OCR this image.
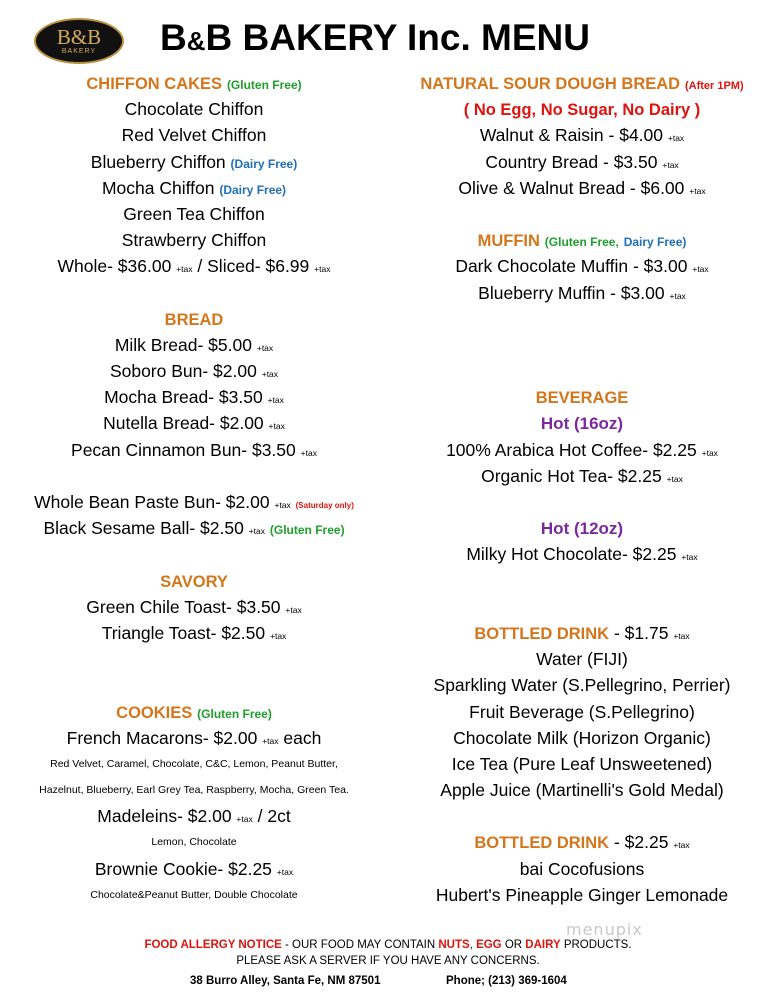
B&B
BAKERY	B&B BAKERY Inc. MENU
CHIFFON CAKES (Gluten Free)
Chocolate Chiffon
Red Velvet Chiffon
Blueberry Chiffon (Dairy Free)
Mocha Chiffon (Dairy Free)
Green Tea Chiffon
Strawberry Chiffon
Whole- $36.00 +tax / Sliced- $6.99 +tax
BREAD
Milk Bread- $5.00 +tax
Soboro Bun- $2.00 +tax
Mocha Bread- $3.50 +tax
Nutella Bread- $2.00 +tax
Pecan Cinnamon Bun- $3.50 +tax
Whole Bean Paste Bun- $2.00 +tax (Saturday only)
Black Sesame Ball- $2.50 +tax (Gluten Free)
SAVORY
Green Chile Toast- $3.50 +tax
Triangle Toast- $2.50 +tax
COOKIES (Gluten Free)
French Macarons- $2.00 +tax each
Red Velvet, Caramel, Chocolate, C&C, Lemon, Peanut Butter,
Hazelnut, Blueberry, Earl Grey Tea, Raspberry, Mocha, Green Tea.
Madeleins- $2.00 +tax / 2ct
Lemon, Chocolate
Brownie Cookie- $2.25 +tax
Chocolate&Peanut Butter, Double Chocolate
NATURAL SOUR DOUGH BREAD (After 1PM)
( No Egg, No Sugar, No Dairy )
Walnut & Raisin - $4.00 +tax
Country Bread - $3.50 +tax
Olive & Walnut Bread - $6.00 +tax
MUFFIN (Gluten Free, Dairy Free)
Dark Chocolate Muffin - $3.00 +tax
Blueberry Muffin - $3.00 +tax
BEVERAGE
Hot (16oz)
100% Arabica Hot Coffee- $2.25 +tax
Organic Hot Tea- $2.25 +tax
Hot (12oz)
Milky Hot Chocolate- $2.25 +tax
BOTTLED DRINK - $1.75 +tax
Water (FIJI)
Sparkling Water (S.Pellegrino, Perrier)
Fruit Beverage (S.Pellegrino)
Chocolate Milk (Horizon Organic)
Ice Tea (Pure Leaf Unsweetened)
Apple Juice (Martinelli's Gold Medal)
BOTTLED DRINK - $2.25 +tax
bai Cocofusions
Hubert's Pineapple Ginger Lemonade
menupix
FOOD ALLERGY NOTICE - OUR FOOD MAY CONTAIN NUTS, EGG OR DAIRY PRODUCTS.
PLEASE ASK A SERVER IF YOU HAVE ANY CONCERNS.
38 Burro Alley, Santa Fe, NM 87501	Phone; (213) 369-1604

> WORK INSTRUCTIONS:
Output the records above exactly as they are, leaving out the pictures.

> COMPLETE RESPONSE:
OCR this image.
B&B
BAKERY	B&B BAKERY Inc. MENU
CHIFFON CAKES (Gluten Free)
Chocolate Chiffon
Red Velvet Chiffon
Blueberry Chiffon (Dairy Free)
Mocha Chiffon (Dairy Free)
Green Tea Chiffon
Strawberry Chiffon
Whole- $36.00 +tax / Sliced- $6.99 +tax
BREAD
Milk Bread- $5.00 +tax
Soboro Bun- $2.00 +tax
Mocha Bread- $3.50 +tax
Nutella Bread- $2.00 +tax
Pecan Cinnamon Bun- $3.50 +tax
Whole Bean Paste Bun- $2.00 +tax (Saturday only)
Black Sesame Ball- $2.50 +tax (Gluten Free)
SAVORY
Green Chile Toast- $3.50 +tax
Triangle Toast- $2.50 +tax
COOKIES (Gluten Free)
French Macarons- $2.00 +tax each
Red Velvet, Caramel, Chocolate, C&C, Lemon, Peanut Butter,
Hazelnut, Blueberry, Earl Grey Tea, Raspberry, Mocha, Green Tea.
Madeleins- $2.00 +tax / 2ct
Lemon, Chocolate
Brownie Cookie- $2.25 +tax
Chocolate&Peanut Butter, Double Chocolate
NATURAL SOUR DOUGH BREAD (After 1PM)
( No Egg, No Sugar, No Dairy )
Walnut & Raisin - $4.00 +tax
Country Bread - $3.50 +tax
Olive & Walnut Bread - $6.00 +tax
MUFFIN (Gluten Free, Dairy Free)
Dark Chocolate Muffin - $3.00 +tax
Blueberry Muffin - $3.00 +tax
BEVERAGE
Hot (16oz)
100% Arabica Hot Coffee- $2.25 +tax
Organic Hot Tea- $2.25 +tax
Hot (12oz)
Milky Hot Chocolate- $2.25 +tax
BOTTLED DRINK - $1.75 +tax
Water (FIJI)
Sparkling Water (S.Pellegrino, Perrier)
Fruit Beverage (S.Pellegrino)
Chocolate Milk (Horizon Organic)
Ice Tea (Pure Leaf Unsweetened)
Apple Juice (Martinelli's Gold Medal)
BOTTLED DRINK - $2.25 +tax
bai Cocofusions
Hubert's Pineapple Ginger Lemonade
menupix
FOOD ALLERGY NOTICE - OUR FOOD MAY CONTAIN NUTS, EGG OR DAIRY PRODUCTS.
PLEASE ASK A SERVER IF YOU HAVE ANY CONCERNS.
38 Burro Alley, Santa Fe, NM 87501	Phone; (213) 369-1604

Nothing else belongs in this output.